**Your goal:** Copy each line where the word "annotation" occurs.

**Given entries:**
-- Begin --

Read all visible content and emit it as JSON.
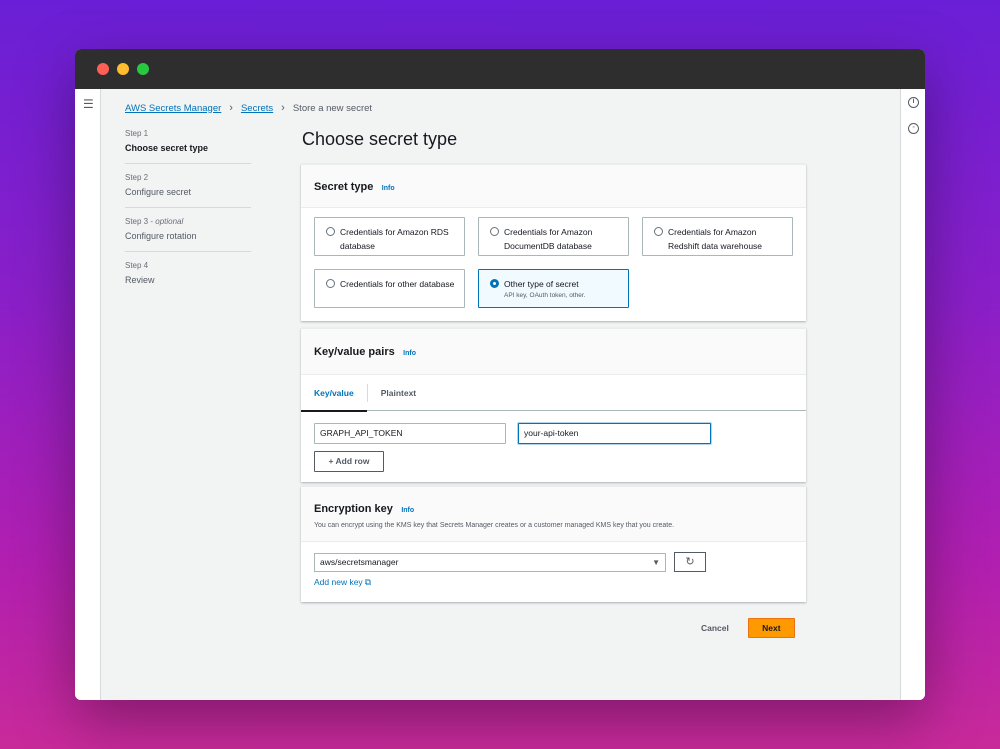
{
  "breadcrumb": {
    "items": [
      "AWS Secrets Manager",
      "Secrets"
    ],
    "current": "Store a new secret"
  },
  "steps": [
    {
      "num": "Step 1",
      "optional": "",
      "title": "Choose secret type"
    },
    {
      "num": "Step 2",
      "optional": "",
      "title": "Configure secret"
    },
    {
      "num": "Step 3",
      "optional": "optional",
      "title": "Configure rotation"
    },
    {
      "num": "Step 4",
      "optional": "",
      "title": "Review"
    }
  ],
  "page_title": "Choose secret type",
  "secret_type": {
    "title": "Secret type",
    "info": "Info",
    "options": [
      {
        "label": "Credentials for Amazon RDS database",
        "sub": ""
      },
      {
        "label": "Credentials for Amazon DocumentDB database",
        "sub": ""
      },
      {
        "label": "Credentials for Amazon Redshift data warehouse",
        "sub": ""
      },
      {
        "label": "Credentials for other database",
        "sub": ""
      },
      {
        "label": "Other type of secret",
        "sub": "API key, OAuth token, other."
      }
    ],
    "selected_index": 4
  },
  "kv": {
    "title": "Key/value pairs",
    "info": "Info",
    "tabs": [
      "Key/value",
      "Plaintext"
    ],
    "key_value": "GRAPH_API_TOKEN",
    "value_value": "your-api-token",
    "add_row": "+ Add row"
  },
  "encryption": {
    "title": "Encryption key",
    "info": "Info",
    "description": "You can encrypt using the KMS key that Secrets Manager creates or a customer managed KMS key that you create.",
    "selected": "aws/secretsmanager",
    "add_key": "Add new key"
  },
  "actions": {
    "cancel": "Cancel",
    "next": "Next"
  },
  "icons": {
    "menu": "hamburger-menu-icon",
    "info": "info-circle-icon",
    "settings": "settings-icon",
    "refresh": "refresh-icon",
    "external": "external-link-icon",
    "caret": "caret-down-icon"
  },
  "colors": {
    "link": "#0073bb",
    "primary": "#ff9900"
  }
}
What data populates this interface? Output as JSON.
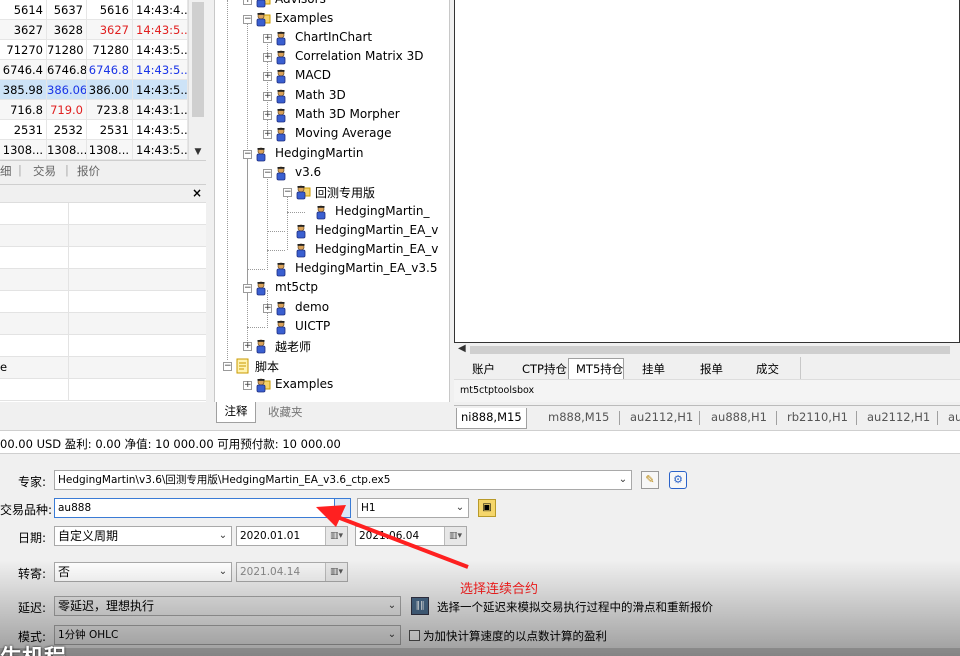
{
  "market_watch": {
    "rows": [
      {
        "bid": "5614",
        "ask": "5637",
        "last": "5616",
        "time": "14:43:4...",
        "last_color": "",
        "time_color": ""
      },
      {
        "bid": "3627",
        "ask": "3628",
        "last": "3627",
        "time": "14:43:5...",
        "last_color": "red",
        "time_color": "red"
      },
      {
        "bid": "71270",
        "ask": "71280",
        "last": "71280",
        "time": "14:43:5...",
        "last_color": "",
        "time_color": ""
      },
      {
        "bid": "6746.4",
        "ask": "6746.8",
        "last": "6746.8",
        "time": "14:43:5...",
        "last_color": "blue",
        "time_color": "blue"
      },
      {
        "bid": "385.98",
        "ask": "386.06",
        "last": "386.00",
        "time": "14:43:5...",
        "last_color": "",
        "time_color": ""
      },
      {
        "bid": "716.8",
        "ask": "719.0",
        "last": "723.8",
        "time": "14:43:1...",
        "last_color": "",
        "time_color": ""
      },
      {
        "bid": "2531",
        "ask": "2532",
        "last": "2531",
        "time": "14:43:5...",
        "last_color": "",
        "time_color": ""
      },
      {
        "bid": "1308...",
        "ask": "1308...",
        "last": "1308...",
        "time": "14:43:5...",
        "last_color": "",
        "time_color": ""
      }
    ],
    "tabs": [
      "细",
      "交易",
      "报价"
    ]
  },
  "data_window": {
    "close_label": "×",
    "last_label": "e"
  },
  "navigator": {
    "items": [
      {
        "label": "Advisors"
      },
      {
        "label": "Examples"
      },
      {
        "label": "ChartInChart"
      },
      {
        "label": "Correlation Matrix 3D"
      },
      {
        "label": "MACD"
      },
      {
        "label": "Math 3D"
      },
      {
        "label": "Math 3D Morpher"
      },
      {
        "label": "Moving Average"
      },
      {
        "label": "HedgingMartin"
      },
      {
        "label": "v3.6"
      },
      {
        "label": "回测专用版"
      },
      {
        "label": "HedgingMartin_"
      },
      {
        "label": "HedgingMartin_EA_v"
      },
      {
        "label": "HedgingMartin_EA_v"
      },
      {
        "label": "HedgingMartin_EA_v3.5"
      },
      {
        "label": "mt5ctp"
      },
      {
        "label": "demo"
      },
      {
        "label": "UICTP"
      },
      {
        "label": "越老师"
      },
      {
        "label": "脚本"
      },
      {
        "label": "Examples"
      }
    ],
    "tabs": [
      "注释",
      "收藏夹"
    ]
  },
  "toolbox": {
    "tabs": [
      "账户",
      "CTP持仓",
      "MT5持仓",
      "挂单",
      "报单",
      "成交"
    ],
    "caption": "mt5ctptoolsbox"
  },
  "chart_tabs": [
    "ni888,M15",
    "m888,M15",
    "au2112,H1",
    "au888,H1",
    "rb2110,H1",
    "au2112,H1",
    "au"
  ],
  "status_text": "00.00 USD  盈利: 0.00  净值: 10 000.00  可用预付款: 10 000.00",
  "tester": {
    "expert_label": "专家:",
    "expert_value": "HedgingMartin\\v3.6\\回测专用版\\HedgingMartin_EA_v3.6_ctp.ex5",
    "symbol_label": "交易品种:",
    "symbol_value": "au888",
    "period_value": "H1",
    "date_label": "日期:",
    "date_mode": "自定义周期",
    "date_from": "2020.01.01",
    "date_to": "2021.06.04",
    "forward_label": "转寄:",
    "forward_value": "否",
    "forward_date": "2021.04.14",
    "delay_label": "延迟:",
    "delay_value": "零延迟，理想执行",
    "delay_note": "选择一个延迟来模拟交易执行过程中的滑点和重新报价",
    "model_label": "模式:",
    "model_value": "1分钟 OHLC",
    "profit_note": "为加快计算速度的以点数计算的盈利",
    "annotation": "选择连续合约",
    "bottom_text": "生机程"
  },
  "colors": {
    "price_up": "#1a34e6",
    "price_down": "#e02020",
    "selection": "#cde3f7",
    "annotation": "#ff2020"
  }
}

-- End --

**Written solution:**
    "annotation": "选择连续合约",
    "annotation": "#ff2020"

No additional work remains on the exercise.